▸ What the task asks: Your task is to extract every line from the material below exactly.

▸ Exercise inputs:
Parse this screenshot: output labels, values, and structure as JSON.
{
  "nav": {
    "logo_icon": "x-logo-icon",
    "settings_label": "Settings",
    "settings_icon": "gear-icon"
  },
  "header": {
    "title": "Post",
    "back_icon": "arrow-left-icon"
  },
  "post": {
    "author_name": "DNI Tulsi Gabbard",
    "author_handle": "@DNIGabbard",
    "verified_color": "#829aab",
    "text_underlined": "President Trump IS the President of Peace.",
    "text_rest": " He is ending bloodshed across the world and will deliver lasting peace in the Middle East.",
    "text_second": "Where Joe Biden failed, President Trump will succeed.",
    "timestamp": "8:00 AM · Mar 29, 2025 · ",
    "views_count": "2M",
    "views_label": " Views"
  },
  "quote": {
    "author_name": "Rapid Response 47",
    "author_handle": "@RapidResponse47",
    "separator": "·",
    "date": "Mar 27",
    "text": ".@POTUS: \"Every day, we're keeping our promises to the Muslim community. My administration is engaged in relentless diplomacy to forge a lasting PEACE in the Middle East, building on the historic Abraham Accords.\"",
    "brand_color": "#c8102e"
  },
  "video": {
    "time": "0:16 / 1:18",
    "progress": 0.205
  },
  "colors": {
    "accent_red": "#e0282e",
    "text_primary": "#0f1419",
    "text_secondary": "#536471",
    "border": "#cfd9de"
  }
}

▸ Problem solution:
Parse this screenshot: output labels, values, and structure as JSON.
{
  "nav": {
    "logo_icon": "x-logo-icon",
    "settings_label": "Settings",
    "settings_icon": "gear-icon"
  },
  "header": {
    "title": "Post",
    "back_icon": "arrow-left-icon"
  },
  "post": {
    "author_name": "DNI Tulsi Gabbard",
    "author_handle": "@DNIGabbard",
    "verified_color": "#829aab",
    "text_underlined": "President Trump IS the President of Peace.",
    "text_rest": " He is ending bloodshed across the world and will deliver lasting peace in the Middle East.",
    "text_second": "Where Joe Biden failed, President Trump will succeed.",
    "timestamp": "8:00 AM · Mar 29, 2025 · ",
    "views_count": "2M",
    "views_label": " Views"
  },
  "quote": {
    "author_name": "Rapid Response 47",
    "author_handle": "@RapidResponse47",
    "separator": "·",
    "date": "Mar 27",
    "text": ".@POTUS: \"Every day, we're keeping our promises to the Muslim community. My administration is engaged in relentless diplomacy to forge a lasting PEACE in the Middle East, building on the historic Abraham Accords.\"",
    "brand_color": "#c8102e"
  },
  "video": {
    "time": "0:16 / 1:18",
    "progress": 0.205
  },
  "colors": {
    "accent_red": "#e0282e",
    "text_primary": "#0f1419",
    "text_secondary": "#536471",
    "border": "#cfd9de"
  }
}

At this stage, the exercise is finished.